Work required: Recast the lines as a Markdown table with two columns, Row and Line, starting with the line that contains "- slice-label-5-line-0: Добыча" and going on through the line that contains "- pie-slice-0: [420, 176, 592, 404]". Number each row and leave out any blank lines.
- - - -
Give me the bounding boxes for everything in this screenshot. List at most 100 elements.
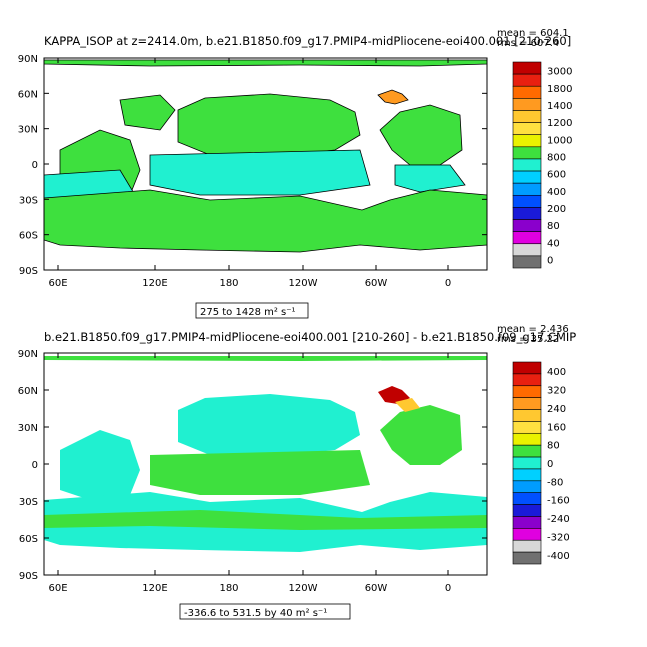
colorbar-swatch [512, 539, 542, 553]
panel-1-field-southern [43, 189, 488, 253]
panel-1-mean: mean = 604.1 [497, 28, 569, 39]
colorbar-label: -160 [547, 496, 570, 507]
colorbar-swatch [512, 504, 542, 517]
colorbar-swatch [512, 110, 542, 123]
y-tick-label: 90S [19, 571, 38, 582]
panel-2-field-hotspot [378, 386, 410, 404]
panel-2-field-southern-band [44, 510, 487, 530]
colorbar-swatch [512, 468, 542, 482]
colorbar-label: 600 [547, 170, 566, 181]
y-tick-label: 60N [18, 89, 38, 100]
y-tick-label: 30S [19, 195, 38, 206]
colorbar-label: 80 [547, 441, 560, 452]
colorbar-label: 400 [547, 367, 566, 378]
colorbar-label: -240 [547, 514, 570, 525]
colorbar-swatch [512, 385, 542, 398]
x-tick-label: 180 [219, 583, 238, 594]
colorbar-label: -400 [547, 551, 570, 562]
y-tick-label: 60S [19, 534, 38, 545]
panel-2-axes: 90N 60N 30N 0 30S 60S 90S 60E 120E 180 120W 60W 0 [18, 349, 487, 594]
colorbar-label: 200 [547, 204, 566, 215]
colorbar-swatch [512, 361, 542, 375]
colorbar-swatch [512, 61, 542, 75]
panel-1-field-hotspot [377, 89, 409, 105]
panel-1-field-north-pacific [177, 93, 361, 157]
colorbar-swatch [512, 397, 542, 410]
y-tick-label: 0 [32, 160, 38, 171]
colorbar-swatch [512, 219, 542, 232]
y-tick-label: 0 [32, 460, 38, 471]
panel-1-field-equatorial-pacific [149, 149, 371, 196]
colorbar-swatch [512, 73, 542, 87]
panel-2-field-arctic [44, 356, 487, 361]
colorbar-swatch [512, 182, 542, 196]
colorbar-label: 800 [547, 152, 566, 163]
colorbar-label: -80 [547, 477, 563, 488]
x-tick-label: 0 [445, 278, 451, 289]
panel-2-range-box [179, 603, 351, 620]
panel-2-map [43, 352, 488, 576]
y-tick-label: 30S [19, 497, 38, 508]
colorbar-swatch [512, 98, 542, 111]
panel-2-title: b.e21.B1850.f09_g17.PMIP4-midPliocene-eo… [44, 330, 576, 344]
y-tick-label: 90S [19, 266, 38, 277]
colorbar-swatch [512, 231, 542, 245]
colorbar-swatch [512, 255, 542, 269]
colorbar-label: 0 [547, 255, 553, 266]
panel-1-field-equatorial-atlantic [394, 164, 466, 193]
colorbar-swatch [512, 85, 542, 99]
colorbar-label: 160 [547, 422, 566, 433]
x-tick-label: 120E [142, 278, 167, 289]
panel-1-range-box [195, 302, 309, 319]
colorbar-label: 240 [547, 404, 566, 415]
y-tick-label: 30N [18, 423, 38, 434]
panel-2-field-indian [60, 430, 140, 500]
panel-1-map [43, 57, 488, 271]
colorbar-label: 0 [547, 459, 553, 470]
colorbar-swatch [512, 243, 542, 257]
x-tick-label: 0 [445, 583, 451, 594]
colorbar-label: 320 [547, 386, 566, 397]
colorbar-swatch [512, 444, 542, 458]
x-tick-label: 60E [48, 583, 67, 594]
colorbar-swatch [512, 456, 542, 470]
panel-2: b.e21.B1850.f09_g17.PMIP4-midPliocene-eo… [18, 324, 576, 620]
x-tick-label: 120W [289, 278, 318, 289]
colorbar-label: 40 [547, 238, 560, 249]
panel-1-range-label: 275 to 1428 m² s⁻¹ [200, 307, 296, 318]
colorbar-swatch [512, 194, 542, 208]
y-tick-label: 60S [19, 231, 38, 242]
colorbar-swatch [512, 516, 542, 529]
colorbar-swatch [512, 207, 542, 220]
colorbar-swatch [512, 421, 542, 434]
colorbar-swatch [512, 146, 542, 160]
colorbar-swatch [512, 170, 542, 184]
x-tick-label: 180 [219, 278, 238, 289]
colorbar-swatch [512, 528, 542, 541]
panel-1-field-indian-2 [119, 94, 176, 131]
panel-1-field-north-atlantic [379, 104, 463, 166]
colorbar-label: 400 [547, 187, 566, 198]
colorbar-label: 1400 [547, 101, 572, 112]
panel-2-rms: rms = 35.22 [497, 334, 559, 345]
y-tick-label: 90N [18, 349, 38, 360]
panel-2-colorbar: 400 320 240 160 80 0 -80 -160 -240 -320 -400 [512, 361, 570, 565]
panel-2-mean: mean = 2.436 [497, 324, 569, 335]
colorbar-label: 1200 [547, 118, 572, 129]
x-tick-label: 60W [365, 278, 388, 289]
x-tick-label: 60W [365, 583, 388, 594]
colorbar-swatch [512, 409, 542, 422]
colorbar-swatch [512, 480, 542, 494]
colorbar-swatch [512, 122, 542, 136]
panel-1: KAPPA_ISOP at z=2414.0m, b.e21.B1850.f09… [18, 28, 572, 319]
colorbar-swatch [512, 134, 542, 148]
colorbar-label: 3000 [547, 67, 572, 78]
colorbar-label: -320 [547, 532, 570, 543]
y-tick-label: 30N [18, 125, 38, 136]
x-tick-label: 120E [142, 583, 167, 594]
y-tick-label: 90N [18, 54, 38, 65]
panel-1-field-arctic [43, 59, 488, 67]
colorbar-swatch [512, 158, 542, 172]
- - - -
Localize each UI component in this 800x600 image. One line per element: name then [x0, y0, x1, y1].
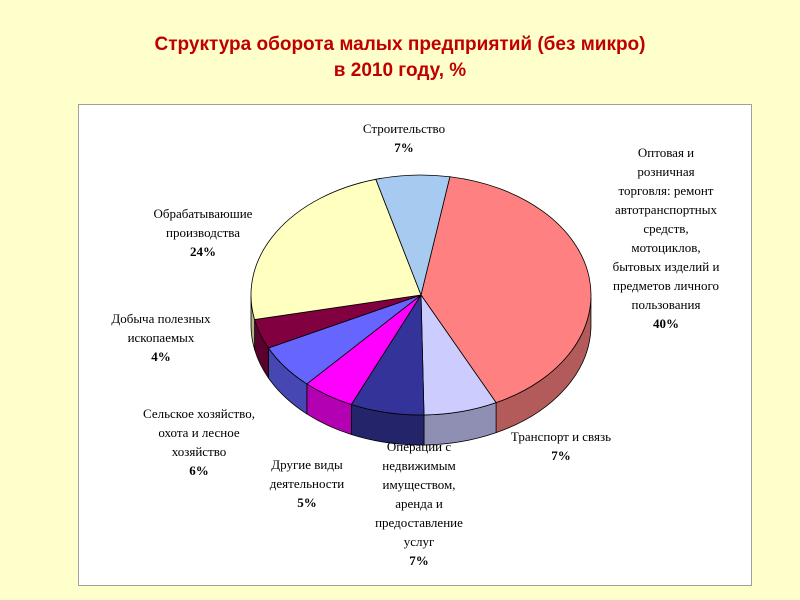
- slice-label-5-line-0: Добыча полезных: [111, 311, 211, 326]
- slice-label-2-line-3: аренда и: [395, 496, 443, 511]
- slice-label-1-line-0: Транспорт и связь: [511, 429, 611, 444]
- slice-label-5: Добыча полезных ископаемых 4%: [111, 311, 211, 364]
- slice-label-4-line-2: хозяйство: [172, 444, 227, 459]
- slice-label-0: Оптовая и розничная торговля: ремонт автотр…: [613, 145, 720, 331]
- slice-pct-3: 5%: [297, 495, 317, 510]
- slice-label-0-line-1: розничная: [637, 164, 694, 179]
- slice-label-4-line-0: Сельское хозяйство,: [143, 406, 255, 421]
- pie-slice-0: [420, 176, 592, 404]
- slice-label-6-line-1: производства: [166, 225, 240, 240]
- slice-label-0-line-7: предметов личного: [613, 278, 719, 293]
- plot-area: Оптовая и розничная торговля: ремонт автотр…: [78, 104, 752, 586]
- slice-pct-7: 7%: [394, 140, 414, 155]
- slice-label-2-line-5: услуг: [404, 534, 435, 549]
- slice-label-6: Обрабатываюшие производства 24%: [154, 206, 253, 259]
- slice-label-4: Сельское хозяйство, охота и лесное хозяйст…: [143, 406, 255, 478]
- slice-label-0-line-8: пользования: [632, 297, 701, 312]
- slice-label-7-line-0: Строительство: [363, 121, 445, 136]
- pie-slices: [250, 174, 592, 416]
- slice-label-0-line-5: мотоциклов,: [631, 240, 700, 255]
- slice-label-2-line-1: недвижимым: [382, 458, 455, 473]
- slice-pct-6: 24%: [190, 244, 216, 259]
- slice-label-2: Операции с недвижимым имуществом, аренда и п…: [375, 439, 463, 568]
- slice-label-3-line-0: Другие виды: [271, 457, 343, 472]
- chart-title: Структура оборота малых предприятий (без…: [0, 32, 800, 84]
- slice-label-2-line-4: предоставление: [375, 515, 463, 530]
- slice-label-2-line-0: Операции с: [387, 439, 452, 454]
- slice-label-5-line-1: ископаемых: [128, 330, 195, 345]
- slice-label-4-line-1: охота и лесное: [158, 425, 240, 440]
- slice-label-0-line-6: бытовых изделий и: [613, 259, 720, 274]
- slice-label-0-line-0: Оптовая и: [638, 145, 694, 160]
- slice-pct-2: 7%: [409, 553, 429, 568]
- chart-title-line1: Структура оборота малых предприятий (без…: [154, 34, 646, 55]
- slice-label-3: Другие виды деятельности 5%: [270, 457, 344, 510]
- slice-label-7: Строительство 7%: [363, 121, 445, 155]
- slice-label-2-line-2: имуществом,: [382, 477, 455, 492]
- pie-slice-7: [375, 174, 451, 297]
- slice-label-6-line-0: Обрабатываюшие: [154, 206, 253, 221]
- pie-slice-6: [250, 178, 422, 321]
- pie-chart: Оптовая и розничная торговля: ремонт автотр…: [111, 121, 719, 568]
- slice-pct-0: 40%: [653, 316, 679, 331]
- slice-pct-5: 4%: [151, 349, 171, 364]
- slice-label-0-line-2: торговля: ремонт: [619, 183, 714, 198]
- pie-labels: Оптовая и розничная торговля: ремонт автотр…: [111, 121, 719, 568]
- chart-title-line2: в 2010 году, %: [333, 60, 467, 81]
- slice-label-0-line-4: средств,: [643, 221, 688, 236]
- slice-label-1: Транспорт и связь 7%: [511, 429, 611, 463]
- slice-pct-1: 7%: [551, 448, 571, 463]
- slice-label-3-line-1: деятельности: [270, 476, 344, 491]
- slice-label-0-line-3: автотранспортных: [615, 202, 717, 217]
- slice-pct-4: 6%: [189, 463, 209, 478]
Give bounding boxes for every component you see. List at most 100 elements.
- - - -
Answer to this exercise:
| Row | Line |
|---|---|
| 1 | - slice-label-5-line-0: Добыча полезных: [111, 311, 211, 326] |
| 2 | - slice-label-2-line-3: аренда и: [395, 496, 443, 511] |
| 3 | - slice-label-1-line-0: Транспорт и связь: [511, 429, 611, 444] |
| 4 | - slice-label-5: Добыча полезных ископаемых 4%: [111, 311, 211, 364] |
| 5 | - slice-label-4-line-2: хозяйство: [172, 444, 227, 459] |
| 6 | - slice-label-0: Оптовая и розничная торговля: ремонт автотр…: [613, 145, 720, 331] |
| 7 | - slice-pct-3: 5%: [297, 495, 317, 510] |
| 8 | - slice-label-0-line-1: розничная: [637, 164, 694, 179] |
| 9 | - slice-label-4-line-0: Сельское хозяйство,: [143, 406, 255, 421] |
| 10 | - pie-slice-0: [420, 176, 592, 404] |